### Data rows ###

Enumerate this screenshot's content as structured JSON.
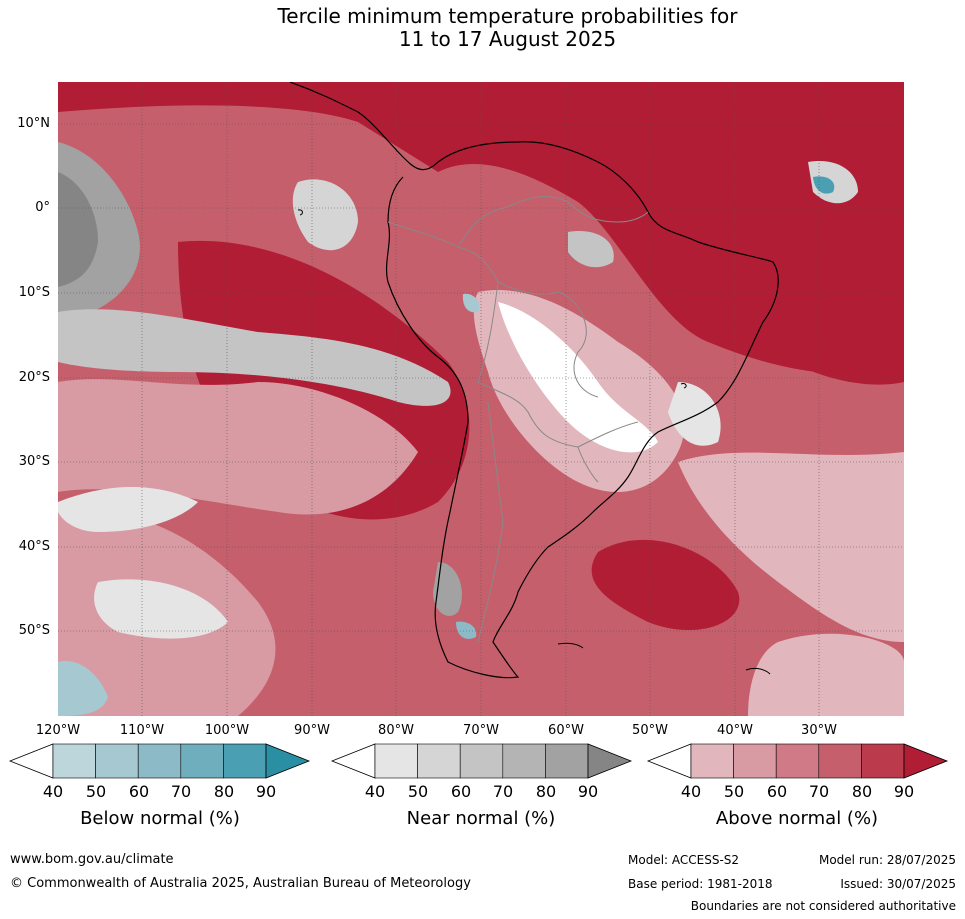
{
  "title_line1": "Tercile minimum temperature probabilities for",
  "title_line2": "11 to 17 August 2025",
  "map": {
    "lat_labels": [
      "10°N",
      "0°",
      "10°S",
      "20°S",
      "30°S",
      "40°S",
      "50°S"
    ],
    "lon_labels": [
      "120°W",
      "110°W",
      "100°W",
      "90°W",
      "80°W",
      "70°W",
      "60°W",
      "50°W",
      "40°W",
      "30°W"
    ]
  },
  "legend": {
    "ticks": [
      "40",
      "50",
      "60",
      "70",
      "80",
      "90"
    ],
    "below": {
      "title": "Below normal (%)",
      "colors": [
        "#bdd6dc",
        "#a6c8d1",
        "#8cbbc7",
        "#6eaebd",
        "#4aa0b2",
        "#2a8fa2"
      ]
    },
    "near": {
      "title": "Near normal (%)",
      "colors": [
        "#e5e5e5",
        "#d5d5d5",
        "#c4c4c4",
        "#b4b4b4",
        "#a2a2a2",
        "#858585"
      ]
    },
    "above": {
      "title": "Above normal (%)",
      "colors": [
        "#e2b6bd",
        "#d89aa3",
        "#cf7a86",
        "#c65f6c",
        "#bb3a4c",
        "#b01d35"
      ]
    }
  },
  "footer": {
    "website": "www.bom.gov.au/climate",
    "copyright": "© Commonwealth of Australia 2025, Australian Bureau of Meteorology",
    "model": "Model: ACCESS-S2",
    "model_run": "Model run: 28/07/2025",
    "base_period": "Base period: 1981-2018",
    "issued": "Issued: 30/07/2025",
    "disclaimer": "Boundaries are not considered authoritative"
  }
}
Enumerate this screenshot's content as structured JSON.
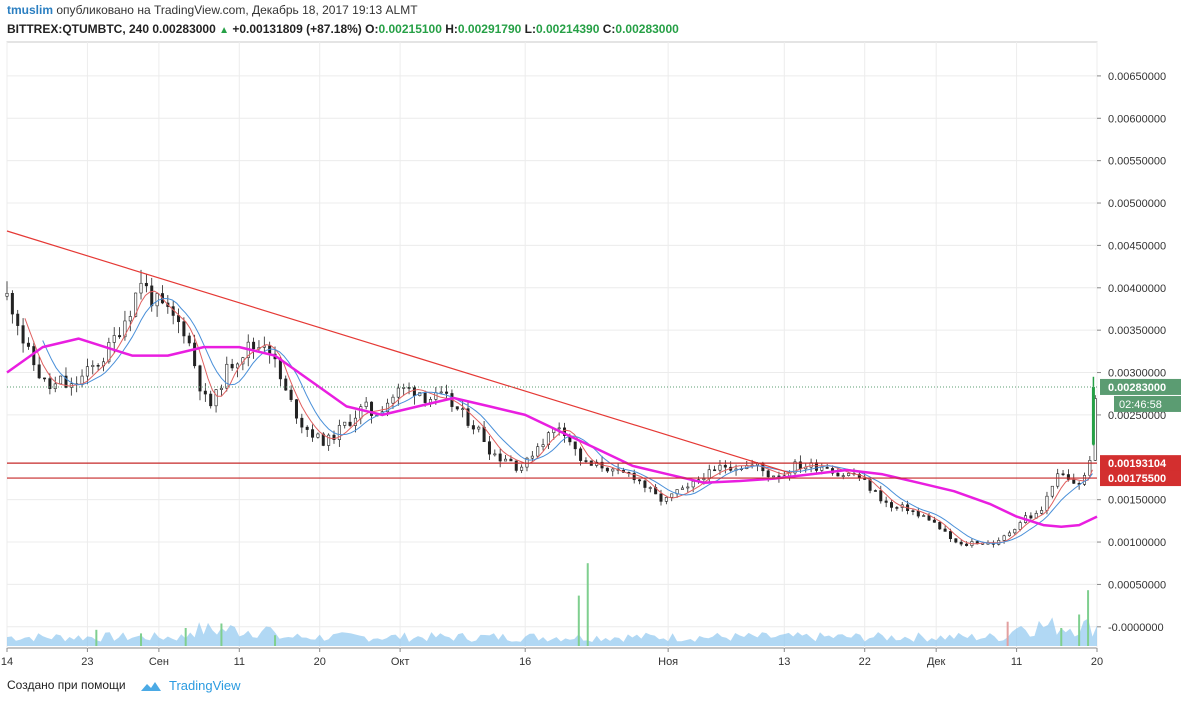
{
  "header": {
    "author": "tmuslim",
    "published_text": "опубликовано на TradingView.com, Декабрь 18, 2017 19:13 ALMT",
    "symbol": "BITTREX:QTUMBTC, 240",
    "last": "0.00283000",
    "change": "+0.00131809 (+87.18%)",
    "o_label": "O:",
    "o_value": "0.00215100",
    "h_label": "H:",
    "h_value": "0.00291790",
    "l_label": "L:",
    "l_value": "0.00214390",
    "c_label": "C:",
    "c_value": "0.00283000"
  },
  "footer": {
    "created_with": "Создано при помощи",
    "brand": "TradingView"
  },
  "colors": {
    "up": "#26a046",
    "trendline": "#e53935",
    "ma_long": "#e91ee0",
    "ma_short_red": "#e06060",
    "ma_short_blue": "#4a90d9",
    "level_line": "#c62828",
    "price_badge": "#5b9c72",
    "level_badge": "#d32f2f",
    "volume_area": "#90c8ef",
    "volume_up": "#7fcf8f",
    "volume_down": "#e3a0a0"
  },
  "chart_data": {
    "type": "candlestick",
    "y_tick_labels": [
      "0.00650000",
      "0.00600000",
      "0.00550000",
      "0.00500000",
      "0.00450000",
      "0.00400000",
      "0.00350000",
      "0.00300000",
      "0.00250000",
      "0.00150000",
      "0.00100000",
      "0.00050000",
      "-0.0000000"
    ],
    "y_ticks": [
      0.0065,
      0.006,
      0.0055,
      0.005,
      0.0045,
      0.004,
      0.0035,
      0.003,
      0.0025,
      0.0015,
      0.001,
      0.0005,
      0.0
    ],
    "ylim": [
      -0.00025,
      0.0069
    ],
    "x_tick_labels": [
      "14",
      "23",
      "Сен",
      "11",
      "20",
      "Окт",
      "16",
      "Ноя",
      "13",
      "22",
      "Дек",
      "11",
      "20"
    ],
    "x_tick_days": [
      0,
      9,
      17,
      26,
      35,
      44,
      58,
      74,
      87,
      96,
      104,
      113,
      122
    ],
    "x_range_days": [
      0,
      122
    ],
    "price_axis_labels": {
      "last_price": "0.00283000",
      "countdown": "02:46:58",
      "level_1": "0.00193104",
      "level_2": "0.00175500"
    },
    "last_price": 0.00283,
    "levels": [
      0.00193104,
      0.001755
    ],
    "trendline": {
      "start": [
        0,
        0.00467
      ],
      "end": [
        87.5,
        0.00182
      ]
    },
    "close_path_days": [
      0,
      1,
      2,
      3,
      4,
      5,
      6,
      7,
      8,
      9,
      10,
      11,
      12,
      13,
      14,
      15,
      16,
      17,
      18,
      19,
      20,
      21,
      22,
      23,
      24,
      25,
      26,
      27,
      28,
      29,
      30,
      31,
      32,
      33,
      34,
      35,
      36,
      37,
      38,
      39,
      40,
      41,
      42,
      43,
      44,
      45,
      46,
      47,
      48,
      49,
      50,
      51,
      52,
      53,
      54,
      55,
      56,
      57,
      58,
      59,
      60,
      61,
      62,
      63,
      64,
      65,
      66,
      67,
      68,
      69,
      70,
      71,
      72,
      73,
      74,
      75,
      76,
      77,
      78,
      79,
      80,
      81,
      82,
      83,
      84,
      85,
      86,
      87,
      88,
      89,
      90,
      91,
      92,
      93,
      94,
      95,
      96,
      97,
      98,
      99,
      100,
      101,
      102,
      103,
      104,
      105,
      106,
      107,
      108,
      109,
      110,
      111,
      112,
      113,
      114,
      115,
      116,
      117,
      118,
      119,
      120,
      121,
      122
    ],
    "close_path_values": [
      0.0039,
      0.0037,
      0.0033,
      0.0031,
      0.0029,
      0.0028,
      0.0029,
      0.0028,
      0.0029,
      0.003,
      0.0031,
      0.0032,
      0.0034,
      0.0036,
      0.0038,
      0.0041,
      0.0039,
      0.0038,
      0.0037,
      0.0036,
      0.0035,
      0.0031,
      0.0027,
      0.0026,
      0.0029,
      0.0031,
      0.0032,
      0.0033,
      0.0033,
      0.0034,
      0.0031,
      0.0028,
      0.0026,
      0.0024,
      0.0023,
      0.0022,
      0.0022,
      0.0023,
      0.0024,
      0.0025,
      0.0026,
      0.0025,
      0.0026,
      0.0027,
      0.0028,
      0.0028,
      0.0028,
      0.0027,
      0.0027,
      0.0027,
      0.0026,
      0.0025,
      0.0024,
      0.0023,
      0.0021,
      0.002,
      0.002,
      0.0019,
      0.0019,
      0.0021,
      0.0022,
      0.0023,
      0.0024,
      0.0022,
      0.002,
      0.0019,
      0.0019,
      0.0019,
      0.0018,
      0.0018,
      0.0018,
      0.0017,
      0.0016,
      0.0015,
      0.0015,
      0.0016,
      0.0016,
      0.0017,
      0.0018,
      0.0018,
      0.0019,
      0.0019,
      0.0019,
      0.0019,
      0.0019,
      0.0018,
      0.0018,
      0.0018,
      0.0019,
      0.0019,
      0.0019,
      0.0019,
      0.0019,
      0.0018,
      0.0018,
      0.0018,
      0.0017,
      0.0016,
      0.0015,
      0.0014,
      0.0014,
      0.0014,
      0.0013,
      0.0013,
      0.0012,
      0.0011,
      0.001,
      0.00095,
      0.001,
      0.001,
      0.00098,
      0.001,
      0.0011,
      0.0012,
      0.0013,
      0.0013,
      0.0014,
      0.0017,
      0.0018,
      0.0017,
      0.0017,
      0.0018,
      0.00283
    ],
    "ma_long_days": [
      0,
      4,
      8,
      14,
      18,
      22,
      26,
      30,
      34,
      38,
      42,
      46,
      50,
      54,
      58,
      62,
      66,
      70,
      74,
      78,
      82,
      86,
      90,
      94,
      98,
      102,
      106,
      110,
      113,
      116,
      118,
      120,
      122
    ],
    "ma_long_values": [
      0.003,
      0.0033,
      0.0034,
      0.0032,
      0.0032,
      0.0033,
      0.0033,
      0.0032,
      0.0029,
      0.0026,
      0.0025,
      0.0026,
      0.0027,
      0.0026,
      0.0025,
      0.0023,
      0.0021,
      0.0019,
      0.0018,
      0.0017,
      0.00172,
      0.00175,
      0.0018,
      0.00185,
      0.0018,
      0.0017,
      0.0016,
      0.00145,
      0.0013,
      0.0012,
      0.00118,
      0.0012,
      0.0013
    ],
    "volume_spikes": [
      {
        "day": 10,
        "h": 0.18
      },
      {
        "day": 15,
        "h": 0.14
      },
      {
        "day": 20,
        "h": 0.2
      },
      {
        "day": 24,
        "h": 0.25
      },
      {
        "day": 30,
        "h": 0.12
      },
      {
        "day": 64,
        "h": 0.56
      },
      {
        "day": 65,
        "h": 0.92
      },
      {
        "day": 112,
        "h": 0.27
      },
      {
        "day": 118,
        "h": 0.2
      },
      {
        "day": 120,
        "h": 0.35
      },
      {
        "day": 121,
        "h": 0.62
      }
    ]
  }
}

###

Written instruction: Look through the data and show every line containing "Model".

Reply to the task:
    "model": "Model: ACCESS-S2",
    "model_run": "Model run: 28/07/2025",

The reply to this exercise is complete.